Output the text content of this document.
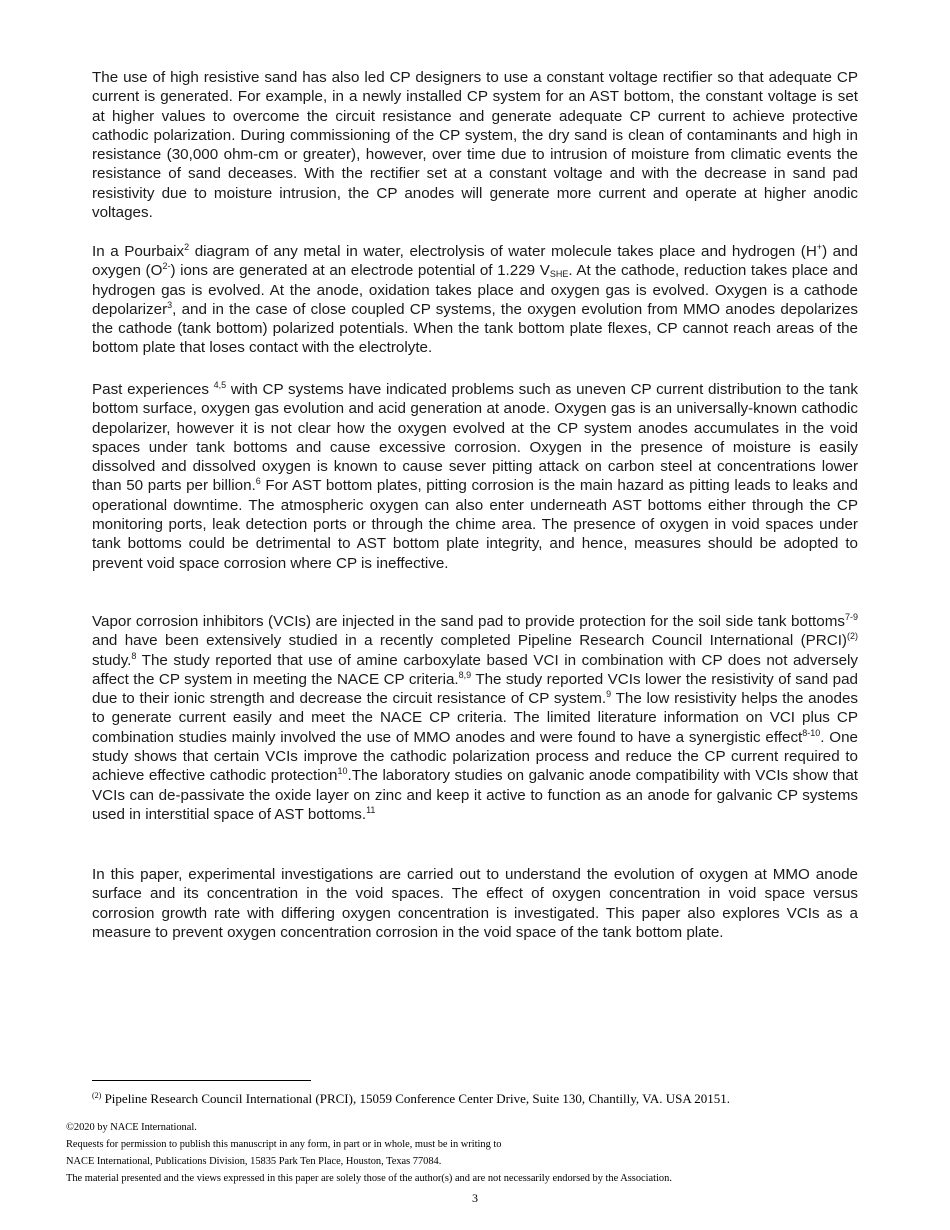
The use of high resistive sand has also led CP designers to use a constant voltage rectifier so that adequate CP current is generated. For example, in a newly installed CP system for an AST bottom, the constant voltage is set at higher values to overcome the circuit resistance and generate adequate CP current to achieve protective cathodic polarization. During commissioning of the CP system, the dry sand is clean of contaminants and high in resistance (30,000 ohm-cm or greater), however, over time due to intrusion of moisture from climatic events the resistance of sand deceases. With the rectifier set at a constant voltage and with the decrease in sand pad resistivity due to moisture intrusion, the CP anodes will generate more current and operate at higher anodic voltages.

In a Pourbaix$^2$ diagram of any metal in water, electrolysis of water molecule takes place and hydrogen (H+) and oxygen $(O^{2-})$ ions are generated at an electrode potential of 1.229 $V_{SHE}$. At the cathode, reduction takes place and hydrogen gas is evolved. At the anode, oxidation takes place and oxygen gas is evolved. Oxygen is a cathode depolarizer$^3$, and in the case of close coupled CP systems, the oxygen evolution from MMO anodes depolarizes the cathode (tank bottom) polarized potentials. When the tank bottom plate flexes, CP cannot reach areas of the bottom plate that loses contact with the electrolyte.

Past experiences $^{4,5}$ with CP systems have indicated problems such as uneven CP current distribution to the tank bottom surface, oxygen gas evolution and acid generation at anode. Oxygen gas is an universally-known cathodic depolarizer, however it is not clear how the oxygen evolved at the CP system anodes accumulates in the void spaces under tank bottoms and cause excessive corrosion. Oxygen in the presence of moisture is easily dissolved and dissolved oxygen is known to cause sever pitting attack on carbon steel at concentrations lower than 50 parts per billion.$^6$ For AST bottom plates, pitting corrosion is the main hazard as pitting leads to leaks and operational downtime. The atmospheric oxygen can also enter underneath AST bottoms either through the CP monitoring ports, leak detection ports or through the chime area. The presence of oxygen in void spaces under tank bottoms could be detrimental to AST bottom plate integrity, and hence, measures should be adopted to prevent void space corrosion where CP is ineffective.

Vapor corrosion inhibitors (VCIs) are injected in the sand pad to provide protection for the soil side tank bottoms$^{7-9}$ and have been extensively studied in a recently completed Pipeline Research Council International (PRCI)$^{(2)}$ study.$^8$ The study reported that use of amine carboxylate based VCI in combination with CP does not adversely affect the CP system in meeting the NACE CP criteria.$^{8,9}$ The study reported VCIs lower the resistivity of sand pad due to their ionic strength and decrease the circuit resistance of CP system.$^9$ The low resistivity helps the anodes to generate current easily and meet the NACE CP criteria. The limited literature information on VCI plus CP combination studies mainly involved the use of MMO anodes and were found to have a synergistic effect$^{8-10}$. One study shows that certain VCIs improve the cathodic polarization process and reduce the CP current required to achieve effective cathodic protection$^{10}$.The laboratory studies on galvanic anode compatibility with VCIs show that VCIs can de-passivate the oxide layer on zinc and keep it active to function as an anode for galvanic CP systems used in interstitial space of AST bottoms.$^{11}$

In this paper, experimental investigations are carried out to understand the evolution of oxygen at MMO anode surface and its concentration in the void spaces. The effect of oxygen concentration in void space versus corrosion growth rate with differing oxygen concentration is investigated. This paper also explores VCIs as a measure to prevent oxygen concentration corrosion in the void space of the tank bottom plate.

$^{(2)}$ Pipeline Research Council International (PRCI), 15059 Conference Center Drive, Suite 130, Chantilly, VA. USA 20151.

©2020 by NACE International.

Requests for permission to publish this manuscript in any form, in part or in whole, must be in writing to

NACE International, Publications Division, 15835 Park Ten Place, Houston, Texas 77084.

The material presented and the views expressed in this paper are solely those of the author(s) and are not necessarily endorsed by the Association.

3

────────────────────

What you should do: Identify the lines of the entries containing the string "paper". Copy each such line.

Solution to this exercise:
In this paper, experimental investigations are carried out to understand the evolution of oxygen at MMO anode surface and its concentration in the void spaces. The effect of oxygen concentration in void space versus corrosion growth rate with differing oxygen concentration is investigated. This paper also explores VCIs as a measure to prevent oxygen concentration corrosion in the void space of the tank bottom plate.
The material presented and the views expressed in this paper are solely those of the author(s) and are not necessarily endorsed by the Association.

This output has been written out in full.